_Aim of the exercise_
Reproduce every record below exactly as written, leaving out any pictures.

_Recorded data_
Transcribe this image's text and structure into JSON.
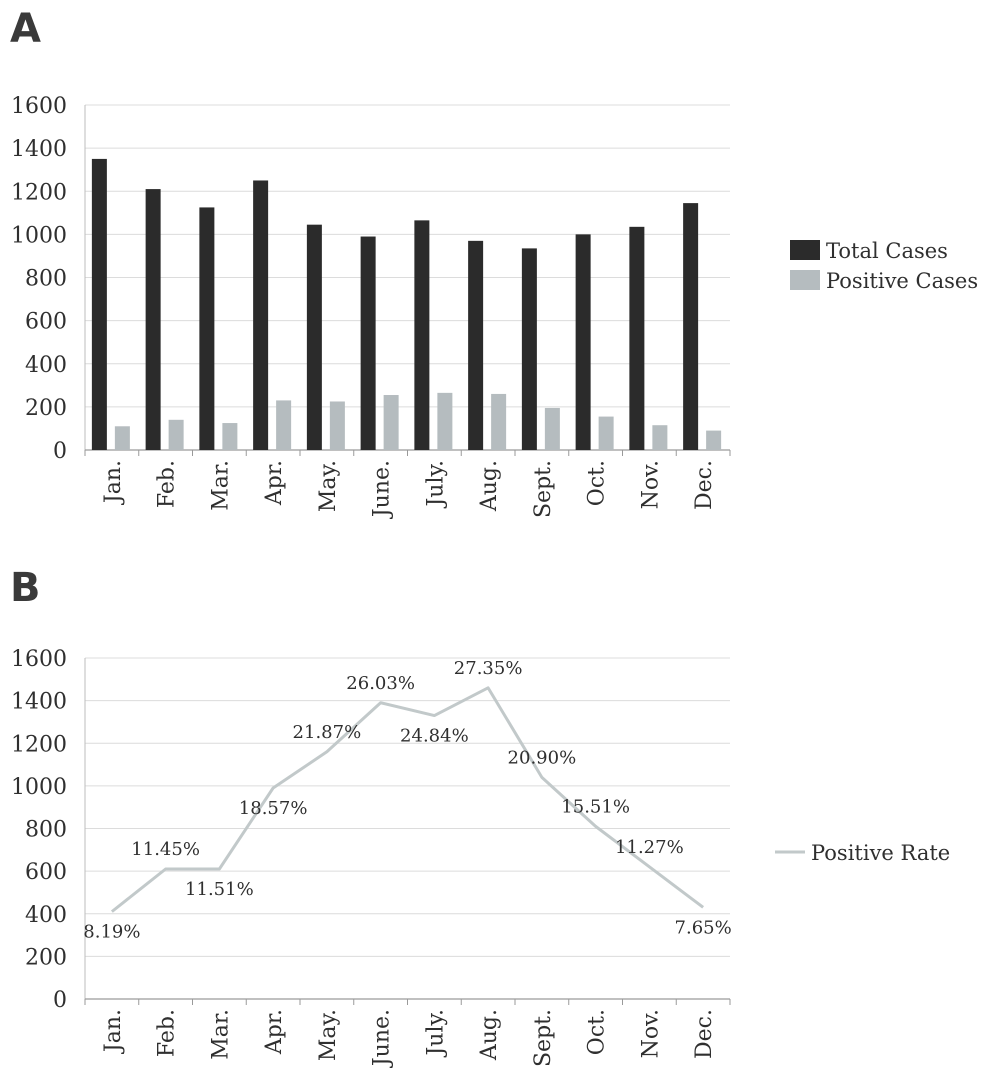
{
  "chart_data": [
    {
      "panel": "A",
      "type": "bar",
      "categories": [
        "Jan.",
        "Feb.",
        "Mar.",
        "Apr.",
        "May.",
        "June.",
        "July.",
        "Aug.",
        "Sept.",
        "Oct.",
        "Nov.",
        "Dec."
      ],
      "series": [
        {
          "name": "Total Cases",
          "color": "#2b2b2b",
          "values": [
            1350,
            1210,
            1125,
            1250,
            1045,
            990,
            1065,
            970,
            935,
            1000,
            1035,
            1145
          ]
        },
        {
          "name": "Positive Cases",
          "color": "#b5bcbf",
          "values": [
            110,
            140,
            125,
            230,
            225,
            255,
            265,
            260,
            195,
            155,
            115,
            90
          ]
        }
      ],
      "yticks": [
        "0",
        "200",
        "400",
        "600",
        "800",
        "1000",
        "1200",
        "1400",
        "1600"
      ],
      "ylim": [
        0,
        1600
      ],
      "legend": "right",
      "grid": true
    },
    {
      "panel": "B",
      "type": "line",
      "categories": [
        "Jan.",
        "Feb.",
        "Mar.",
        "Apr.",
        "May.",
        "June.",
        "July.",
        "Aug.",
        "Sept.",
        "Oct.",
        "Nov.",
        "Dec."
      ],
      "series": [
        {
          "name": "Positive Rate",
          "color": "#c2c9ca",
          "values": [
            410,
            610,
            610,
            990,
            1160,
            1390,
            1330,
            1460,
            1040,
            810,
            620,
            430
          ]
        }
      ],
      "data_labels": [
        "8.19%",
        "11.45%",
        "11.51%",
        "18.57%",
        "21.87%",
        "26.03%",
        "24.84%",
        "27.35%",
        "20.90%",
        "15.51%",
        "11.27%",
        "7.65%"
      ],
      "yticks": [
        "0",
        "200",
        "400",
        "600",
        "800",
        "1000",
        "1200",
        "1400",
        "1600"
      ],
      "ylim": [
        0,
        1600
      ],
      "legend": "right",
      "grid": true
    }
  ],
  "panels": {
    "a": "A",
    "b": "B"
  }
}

_The reply_
Transcribe this image's text and structure into JSON.
{
  "chart_data": [
    {
      "panel": "A",
      "type": "bar",
      "categories": [
        "Jan.",
        "Feb.",
        "Mar.",
        "Apr.",
        "May.",
        "June.",
        "July.",
        "Aug.",
        "Sept.",
        "Oct.",
        "Nov.",
        "Dec."
      ],
      "series": [
        {
          "name": "Total Cases",
          "color": "#2b2b2b",
          "values": [
            1350,
            1210,
            1125,
            1250,
            1045,
            990,
            1065,
            970,
            935,
            1000,
            1035,
            1145
          ]
        },
        {
          "name": "Positive Cases",
          "color": "#b5bcbf",
          "values": [
            110,
            140,
            125,
            230,
            225,
            255,
            265,
            260,
            195,
            155,
            115,
            90
          ]
        }
      ],
      "yticks": [
        "0",
        "200",
        "400",
        "600",
        "800",
        "1000",
        "1200",
        "1400",
        "1600"
      ],
      "ylim": [
        0,
        1600
      ],
      "legend": "right",
      "grid": true
    },
    {
      "panel": "B",
      "type": "line",
      "categories": [
        "Jan.",
        "Feb.",
        "Mar.",
        "Apr.",
        "May.",
        "June.",
        "July.",
        "Aug.",
        "Sept.",
        "Oct.",
        "Nov.",
        "Dec."
      ],
      "series": [
        {
          "name": "Positive Rate",
          "color": "#c2c9ca",
          "values": [
            410,
            610,
            610,
            990,
            1160,
            1390,
            1330,
            1460,
            1040,
            810,
            620,
            430
          ]
        }
      ],
      "data_labels": [
        "8.19%",
        "11.45%",
        "11.51%",
        "18.57%",
        "21.87%",
        "26.03%",
        "24.84%",
        "27.35%",
        "20.90%",
        "15.51%",
        "11.27%",
        "7.65%"
      ],
      "yticks": [
        "0",
        "200",
        "400",
        "600",
        "800",
        "1000",
        "1200",
        "1400",
        "1600"
      ],
      "ylim": [
        0,
        1600
      ],
      "legend": "right",
      "grid": true
    }
  ],
  "panels": {
    "a": "A",
    "b": "B"
  }
}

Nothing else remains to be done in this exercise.